• Instructions to follow
Each line below either holds the string "this" or doesn't. Count those that do and give only the number.

• Exercise data

_ _ _ _ _ _ _

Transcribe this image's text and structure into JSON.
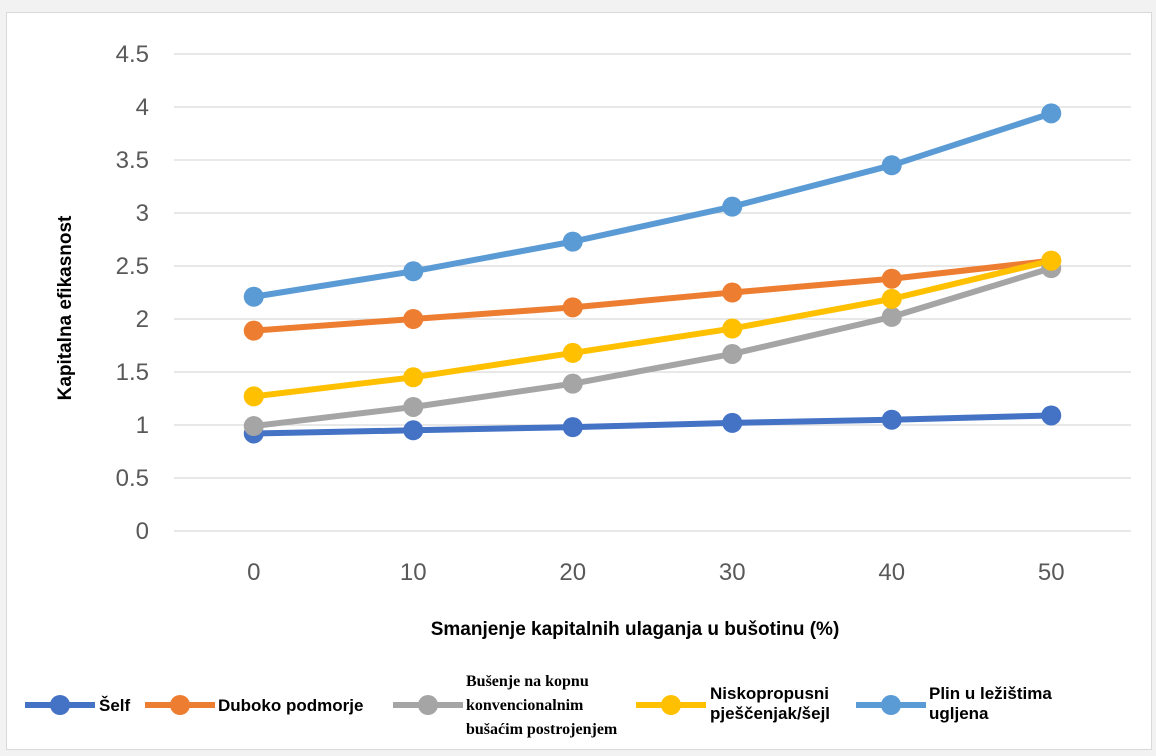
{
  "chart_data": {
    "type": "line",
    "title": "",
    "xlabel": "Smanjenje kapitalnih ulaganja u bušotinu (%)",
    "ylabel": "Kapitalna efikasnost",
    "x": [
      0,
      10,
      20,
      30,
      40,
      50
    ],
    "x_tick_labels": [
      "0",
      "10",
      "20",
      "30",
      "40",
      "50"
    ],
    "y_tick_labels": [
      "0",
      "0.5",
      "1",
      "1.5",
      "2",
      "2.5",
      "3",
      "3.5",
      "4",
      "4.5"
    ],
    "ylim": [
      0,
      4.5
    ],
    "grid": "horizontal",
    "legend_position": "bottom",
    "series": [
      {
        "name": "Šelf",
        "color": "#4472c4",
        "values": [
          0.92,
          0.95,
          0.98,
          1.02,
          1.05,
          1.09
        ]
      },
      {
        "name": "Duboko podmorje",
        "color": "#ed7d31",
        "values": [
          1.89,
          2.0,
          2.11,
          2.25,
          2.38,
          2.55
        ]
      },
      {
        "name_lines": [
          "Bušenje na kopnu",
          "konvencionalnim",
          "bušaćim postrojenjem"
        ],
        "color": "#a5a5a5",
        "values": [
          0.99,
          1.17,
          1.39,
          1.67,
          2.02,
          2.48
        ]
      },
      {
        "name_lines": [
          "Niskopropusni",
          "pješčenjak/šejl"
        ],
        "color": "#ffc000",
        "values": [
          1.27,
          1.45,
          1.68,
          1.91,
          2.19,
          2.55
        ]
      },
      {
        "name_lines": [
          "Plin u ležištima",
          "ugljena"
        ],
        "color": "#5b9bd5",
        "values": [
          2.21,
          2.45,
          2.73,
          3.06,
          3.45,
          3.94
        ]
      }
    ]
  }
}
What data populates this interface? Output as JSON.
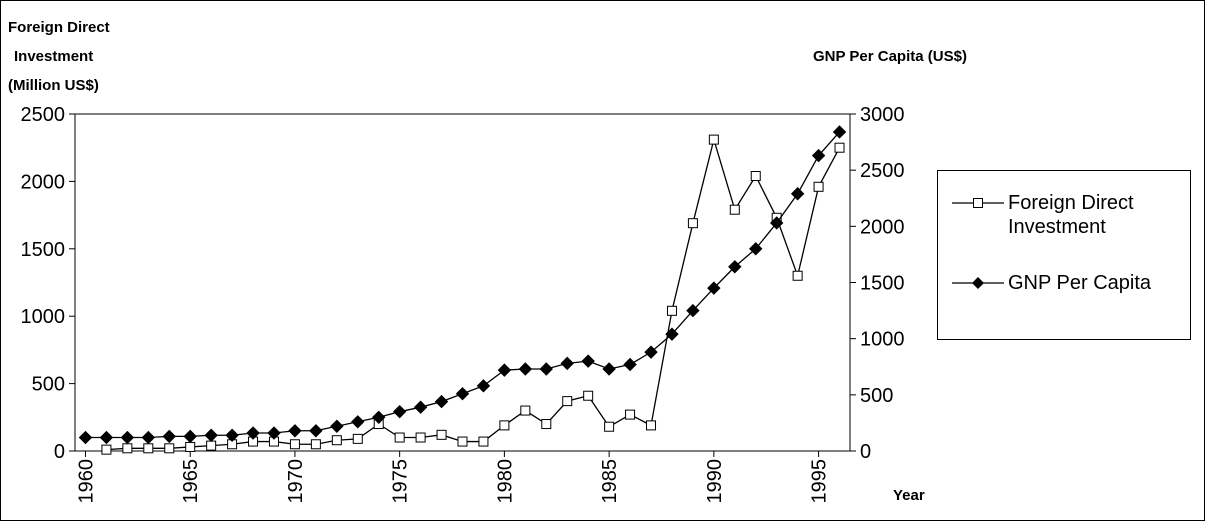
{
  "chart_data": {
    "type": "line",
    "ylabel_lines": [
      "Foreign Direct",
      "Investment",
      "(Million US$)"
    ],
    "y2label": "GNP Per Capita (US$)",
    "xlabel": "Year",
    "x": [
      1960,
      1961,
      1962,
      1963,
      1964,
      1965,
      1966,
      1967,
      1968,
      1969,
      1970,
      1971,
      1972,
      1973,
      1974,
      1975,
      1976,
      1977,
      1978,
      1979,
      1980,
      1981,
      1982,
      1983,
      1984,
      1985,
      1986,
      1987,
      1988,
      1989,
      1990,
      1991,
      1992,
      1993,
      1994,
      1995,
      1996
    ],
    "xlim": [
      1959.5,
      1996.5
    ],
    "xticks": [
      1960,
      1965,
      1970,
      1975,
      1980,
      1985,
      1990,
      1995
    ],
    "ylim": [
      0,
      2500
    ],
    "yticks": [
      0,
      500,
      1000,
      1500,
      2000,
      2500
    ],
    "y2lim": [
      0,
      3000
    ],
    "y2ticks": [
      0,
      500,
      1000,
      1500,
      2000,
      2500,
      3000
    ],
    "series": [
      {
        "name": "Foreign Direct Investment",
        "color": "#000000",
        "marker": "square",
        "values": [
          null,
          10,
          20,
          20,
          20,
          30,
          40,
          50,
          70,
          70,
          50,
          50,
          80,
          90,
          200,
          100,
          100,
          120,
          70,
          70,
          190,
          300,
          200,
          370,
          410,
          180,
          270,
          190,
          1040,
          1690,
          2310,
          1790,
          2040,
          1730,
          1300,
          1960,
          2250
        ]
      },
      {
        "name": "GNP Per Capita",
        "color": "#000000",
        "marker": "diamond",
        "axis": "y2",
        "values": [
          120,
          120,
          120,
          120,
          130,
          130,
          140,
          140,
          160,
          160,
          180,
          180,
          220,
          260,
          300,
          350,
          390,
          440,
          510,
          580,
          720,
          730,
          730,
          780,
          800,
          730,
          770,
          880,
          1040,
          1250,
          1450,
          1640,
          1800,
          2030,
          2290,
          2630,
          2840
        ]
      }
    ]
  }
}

_ _ _ _ _ _ _

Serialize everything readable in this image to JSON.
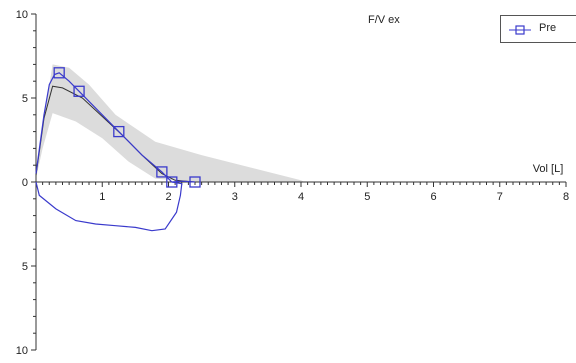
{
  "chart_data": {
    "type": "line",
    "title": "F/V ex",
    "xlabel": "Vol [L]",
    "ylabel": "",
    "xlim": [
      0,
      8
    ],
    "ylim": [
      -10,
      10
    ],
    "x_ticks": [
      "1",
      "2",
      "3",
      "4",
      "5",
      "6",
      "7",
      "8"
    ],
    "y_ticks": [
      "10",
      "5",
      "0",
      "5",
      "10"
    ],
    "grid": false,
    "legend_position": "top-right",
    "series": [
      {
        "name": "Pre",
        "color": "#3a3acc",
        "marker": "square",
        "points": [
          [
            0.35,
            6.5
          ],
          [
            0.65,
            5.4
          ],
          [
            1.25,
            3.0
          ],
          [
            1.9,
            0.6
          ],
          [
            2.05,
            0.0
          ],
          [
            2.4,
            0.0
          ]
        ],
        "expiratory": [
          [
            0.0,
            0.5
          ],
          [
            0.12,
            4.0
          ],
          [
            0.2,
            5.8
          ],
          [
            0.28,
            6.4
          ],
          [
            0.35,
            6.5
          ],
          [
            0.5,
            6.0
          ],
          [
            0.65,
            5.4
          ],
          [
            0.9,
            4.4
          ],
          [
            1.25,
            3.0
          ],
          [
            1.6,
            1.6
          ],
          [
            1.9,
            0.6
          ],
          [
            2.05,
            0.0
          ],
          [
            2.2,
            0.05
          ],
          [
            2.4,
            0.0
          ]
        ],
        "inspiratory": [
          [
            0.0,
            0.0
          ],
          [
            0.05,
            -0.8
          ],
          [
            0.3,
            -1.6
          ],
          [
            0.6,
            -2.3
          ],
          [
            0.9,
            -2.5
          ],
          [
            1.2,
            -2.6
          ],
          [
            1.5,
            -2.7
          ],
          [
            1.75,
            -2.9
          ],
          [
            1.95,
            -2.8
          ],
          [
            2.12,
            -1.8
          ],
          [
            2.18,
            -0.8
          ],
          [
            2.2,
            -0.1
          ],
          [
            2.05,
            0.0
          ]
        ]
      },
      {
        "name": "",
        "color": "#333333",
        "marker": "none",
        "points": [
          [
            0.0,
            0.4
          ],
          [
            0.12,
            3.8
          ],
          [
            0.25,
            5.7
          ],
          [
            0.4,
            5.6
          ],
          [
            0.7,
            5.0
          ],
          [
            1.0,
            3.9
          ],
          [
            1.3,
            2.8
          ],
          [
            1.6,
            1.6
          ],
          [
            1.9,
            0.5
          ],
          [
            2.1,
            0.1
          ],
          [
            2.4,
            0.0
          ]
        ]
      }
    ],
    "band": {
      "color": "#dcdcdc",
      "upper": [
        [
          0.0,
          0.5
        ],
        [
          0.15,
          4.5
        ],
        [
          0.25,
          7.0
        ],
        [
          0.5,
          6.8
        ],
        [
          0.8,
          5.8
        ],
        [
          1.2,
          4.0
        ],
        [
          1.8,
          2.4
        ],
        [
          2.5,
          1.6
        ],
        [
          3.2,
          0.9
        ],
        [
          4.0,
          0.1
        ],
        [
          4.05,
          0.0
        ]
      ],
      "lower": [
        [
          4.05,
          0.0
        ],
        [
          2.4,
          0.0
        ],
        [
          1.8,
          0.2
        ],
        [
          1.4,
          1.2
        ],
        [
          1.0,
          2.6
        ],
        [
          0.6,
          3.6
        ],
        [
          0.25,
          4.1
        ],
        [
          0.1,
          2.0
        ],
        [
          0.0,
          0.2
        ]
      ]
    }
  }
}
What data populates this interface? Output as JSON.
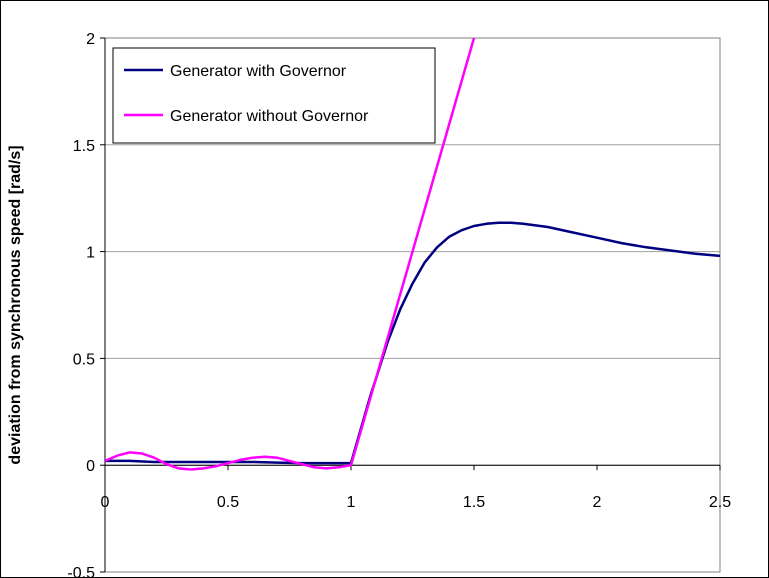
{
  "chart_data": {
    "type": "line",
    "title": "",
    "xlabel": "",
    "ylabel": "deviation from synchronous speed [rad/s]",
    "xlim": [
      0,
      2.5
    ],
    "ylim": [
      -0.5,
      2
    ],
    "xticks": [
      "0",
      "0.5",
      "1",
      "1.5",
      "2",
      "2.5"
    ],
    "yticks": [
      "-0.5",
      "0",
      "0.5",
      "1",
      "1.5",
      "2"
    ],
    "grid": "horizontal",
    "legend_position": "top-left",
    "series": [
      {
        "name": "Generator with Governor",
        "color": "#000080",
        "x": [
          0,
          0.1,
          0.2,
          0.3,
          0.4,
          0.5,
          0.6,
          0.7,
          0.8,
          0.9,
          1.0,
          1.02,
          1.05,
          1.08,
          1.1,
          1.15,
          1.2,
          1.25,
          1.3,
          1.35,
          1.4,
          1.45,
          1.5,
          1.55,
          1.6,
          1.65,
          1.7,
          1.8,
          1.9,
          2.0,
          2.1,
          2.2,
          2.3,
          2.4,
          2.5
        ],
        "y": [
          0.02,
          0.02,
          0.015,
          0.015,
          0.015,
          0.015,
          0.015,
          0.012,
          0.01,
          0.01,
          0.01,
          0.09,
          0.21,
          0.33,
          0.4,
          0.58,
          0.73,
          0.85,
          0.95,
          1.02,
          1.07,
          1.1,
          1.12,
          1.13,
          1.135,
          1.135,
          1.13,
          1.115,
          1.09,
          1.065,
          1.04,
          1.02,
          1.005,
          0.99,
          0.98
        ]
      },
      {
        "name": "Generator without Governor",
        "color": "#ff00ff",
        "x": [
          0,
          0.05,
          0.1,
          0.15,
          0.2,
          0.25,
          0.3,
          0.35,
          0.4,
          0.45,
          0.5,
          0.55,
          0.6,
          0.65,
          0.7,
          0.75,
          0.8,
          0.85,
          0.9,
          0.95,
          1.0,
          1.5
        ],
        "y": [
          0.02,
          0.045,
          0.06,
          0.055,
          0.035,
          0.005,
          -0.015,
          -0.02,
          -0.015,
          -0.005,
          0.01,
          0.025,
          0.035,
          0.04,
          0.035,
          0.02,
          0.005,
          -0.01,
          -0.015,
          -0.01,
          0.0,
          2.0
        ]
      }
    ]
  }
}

_ _ _ _ _ _ _

• Response to the exercise
4